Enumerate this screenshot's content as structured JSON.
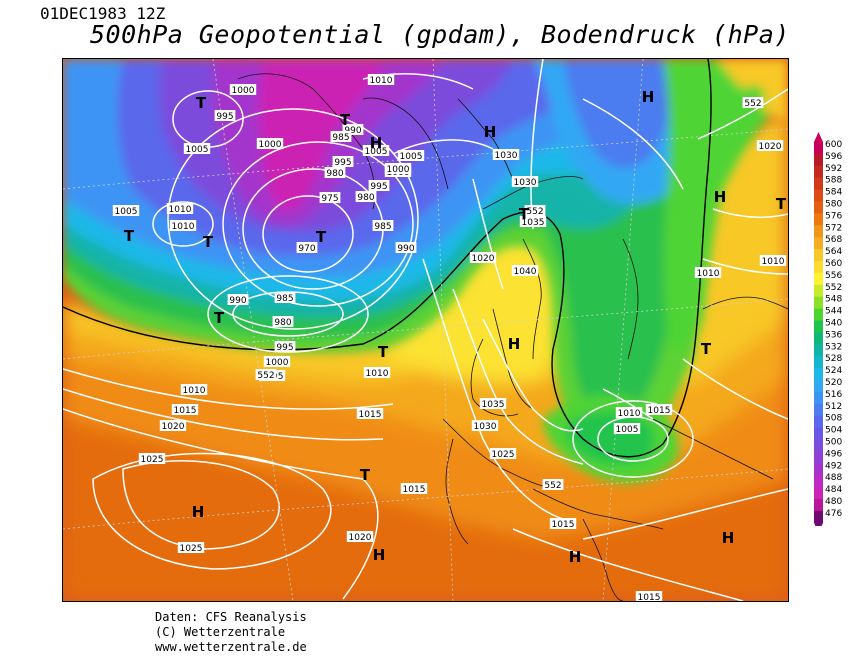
{
  "header": {
    "date": "01DEC1983 12Z",
    "title": "500hPa Geopotential (gpdam), Bodendruck (hPa)"
  },
  "legend": {
    "levels": [
      "600",
      "596",
      "592",
      "588",
      "584",
      "580",
      "576",
      "572",
      "568",
      "564",
      "560",
      "556",
      "552",
      "548",
      "544",
      "540",
      "536",
      "532",
      "528",
      "524",
      "520",
      "516",
      "512",
      "508",
      "504",
      "500",
      "496",
      "492",
      "488",
      "484",
      "480",
      "476"
    ],
    "colors": [
      "#c8005a",
      "#b81a2a",
      "#c42a20",
      "#d03a18",
      "#dc4c14",
      "#e46010",
      "#ec7a10",
      "#f0961a",
      "#f4ac22",
      "#f8c82a",
      "#fcdc30",
      "#fff034",
      "#c8ec2c",
      "#8ce02a",
      "#50d434",
      "#20c44c",
      "#10b878",
      "#10b4a4",
      "#14b8cc",
      "#1cb8e8",
      "#30a8f4",
      "#3c94f4",
      "#4c7cf0",
      "#5a68ec",
      "#6a58e4",
      "#7c4cdc",
      "#9040d4",
      "#a434cc",
      "#bc2cc4",
      "#cc24b4",
      "#b81898",
      "#6e0a70"
    ]
  },
  "map": {
    "isobar_labels": [
      {
        "text": "1000"
      },
      {
        "text": "995"
      },
      {
        "text": "1005"
      },
      {
        "text": "1000"
      },
      {
        "text": "990"
      },
      {
        "text": "985"
      },
      {
        "text": "995"
      },
      {
        "text": "980"
      },
      {
        "text": "975"
      },
      {
        "text": "970"
      },
      {
        "text": "1010"
      },
      {
        "text": "1005"
      },
      {
        "text": "1000"
      },
      {
        "text": "995"
      },
      {
        "text": "980"
      },
      {
        "text": "985"
      },
      {
        "text": "990"
      },
      {
        "text": "1010"
      },
      {
        "text": "1010"
      },
      {
        "text": "1005"
      },
      {
        "text": "990"
      },
      {
        "text": "985"
      },
      {
        "text": "980"
      },
      {
        "text": "995"
      },
      {
        "text": "1000"
      },
      {
        "text": "1005"
      },
      {
        "text": "1010"
      },
      {
        "text": "1015"
      },
      {
        "text": "1020"
      },
      {
        "text": "1025"
      },
      {
        "text": "1025"
      },
      {
        "text": "1020"
      },
      {
        "text": "1020"
      },
      {
        "text": "1015"
      },
      {
        "text": "1015"
      },
      {
        "text": "1010"
      },
      {
        "text": "1030"
      },
      {
        "text": "1030"
      },
      {
        "text": "1035"
      },
      {
        "text": "1040"
      },
      {
        "text": "1035"
      },
      {
        "text": "1030"
      },
      {
        "text": "1025"
      },
      {
        "text": "1010"
      },
      {
        "text": "1005"
      },
      {
        "text": "1015"
      },
      {
        "text": "1015"
      },
      {
        "text": "1015"
      },
      {
        "text": "1010"
      },
      {
        "text": "1010"
      },
      {
        "text": "1020"
      },
      {
        "text": "1005"
      },
      {
        "text": "1000"
      }
    ],
    "height_labels": [
      {
        "text": "552"
      },
      {
        "text": "552"
      },
      {
        "text": "552"
      },
      {
        "text": "552"
      }
    ],
    "systems": [
      {
        "text": "T"
      },
      {
        "text": "T"
      },
      {
        "text": "H"
      },
      {
        "text": "H"
      },
      {
        "text": "T"
      },
      {
        "text": "T"
      },
      {
        "text": "T"
      },
      {
        "text": "T"
      },
      {
        "text": "T"
      },
      {
        "text": "T"
      },
      {
        "text": "H"
      },
      {
        "text": "T"
      },
      {
        "text": "H"
      },
      {
        "text": "H"
      },
      {
        "text": "T"
      },
      {
        "text": "H"
      },
      {
        "text": "H"
      },
      {
        "text": "H"
      },
      {
        "text": "T"
      },
      {
        "text": "H"
      }
    ]
  },
  "credits": {
    "line1": "Daten: CFS Reanalysis",
    "line2": "(C) Wetterzentrale",
    "line3": "www.wetterzentrale.de"
  }
}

------------------------------------------------

* What you should do *
Copy the listing exactly. Any image in it stays out of the copy.

* The solution *
Enumerate this screenshot's content as structured JSON.
{
  "header": {
    "date": "01DEC1983 12Z",
    "title": "500hPa Geopotential (gpdam), Bodendruck (hPa)"
  },
  "legend": {
    "levels": [
      "600",
      "596",
      "592",
      "588",
      "584",
      "580",
      "576",
      "572",
      "568",
      "564",
      "560",
      "556",
      "552",
      "548",
      "544",
      "540",
      "536",
      "532",
      "528",
      "524",
      "520",
      "516",
      "512",
      "508",
      "504",
      "500",
      "496",
      "492",
      "488",
      "484",
      "480",
      "476"
    ],
    "colors": [
      "#c8005a",
      "#b81a2a",
      "#c42a20",
      "#d03a18",
      "#dc4c14",
      "#e46010",
      "#ec7a10",
      "#f0961a",
      "#f4ac22",
      "#f8c82a",
      "#fcdc30",
      "#fff034",
      "#c8ec2c",
      "#8ce02a",
      "#50d434",
      "#20c44c",
      "#10b878",
      "#10b4a4",
      "#14b8cc",
      "#1cb8e8",
      "#30a8f4",
      "#3c94f4",
      "#4c7cf0",
      "#5a68ec",
      "#6a58e4",
      "#7c4cdc",
      "#9040d4",
      "#a434cc",
      "#bc2cc4",
      "#cc24b4",
      "#b81898",
      "#6e0a70"
    ]
  },
  "map": {
    "isobar_labels": [
      {
        "text": "1000"
      },
      {
        "text": "995"
      },
      {
        "text": "1005"
      },
      {
        "text": "1000"
      },
      {
        "text": "990"
      },
      {
        "text": "985"
      },
      {
        "text": "995"
      },
      {
        "text": "980"
      },
      {
        "text": "975"
      },
      {
        "text": "970"
      },
      {
        "text": "1010"
      },
      {
        "text": "1005"
      },
      {
        "text": "1000"
      },
      {
        "text": "995"
      },
      {
        "text": "980"
      },
      {
        "text": "985"
      },
      {
        "text": "990"
      },
      {
        "text": "1010"
      },
      {
        "text": "1010"
      },
      {
        "text": "1005"
      },
      {
        "text": "990"
      },
      {
        "text": "985"
      },
      {
        "text": "980"
      },
      {
        "text": "995"
      },
      {
        "text": "1000"
      },
      {
        "text": "1005"
      },
      {
        "text": "1010"
      },
      {
        "text": "1015"
      },
      {
        "text": "1020"
      },
      {
        "text": "1025"
      },
      {
        "text": "1025"
      },
      {
        "text": "1020"
      },
      {
        "text": "1020"
      },
      {
        "text": "1015"
      },
      {
        "text": "1015"
      },
      {
        "text": "1010"
      },
      {
        "text": "1030"
      },
      {
        "text": "1030"
      },
      {
        "text": "1035"
      },
      {
        "text": "1040"
      },
      {
        "text": "1035"
      },
      {
        "text": "1030"
      },
      {
        "text": "1025"
      },
      {
        "text": "1010"
      },
      {
        "text": "1005"
      },
      {
        "text": "1015"
      },
      {
        "text": "1015"
      },
      {
        "text": "1015"
      },
      {
        "text": "1010"
      },
      {
        "text": "1010"
      },
      {
        "text": "1020"
      },
      {
        "text": "1005"
      },
      {
        "text": "1000"
      }
    ],
    "height_labels": [
      {
        "text": "552"
      },
      {
        "text": "552"
      },
      {
        "text": "552"
      },
      {
        "text": "552"
      }
    ],
    "systems": [
      {
        "text": "T"
      },
      {
        "text": "T"
      },
      {
        "text": "H"
      },
      {
        "text": "H"
      },
      {
        "text": "T"
      },
      {
        "text": "T"
      },
      {
        "text": "T"
      },
      {
        "text": "T"
      },
      {
        "text": "T"
      },
      {
        "text": "T"
      },
      {
        "text": "H"
      },
      {
        "text": "T"
      },
      {
        "text": "H"
      },
      {
        "text": "H"
      },
      {
        "text": "T"
      },
      {
        "text": "H"
      },
      {
        "text": "H"
      },
      {
        "text": "H"
      },
      {
        "text": "T"
      },
      {
        "text": "H"
      }
    ]
  },
  "credits": {
    "line1": "Daten: CFS Reanalysis",
    "line2": "(C) Wetterzentrale",
    "line3": "www.wetterzentrale.de"
  }
}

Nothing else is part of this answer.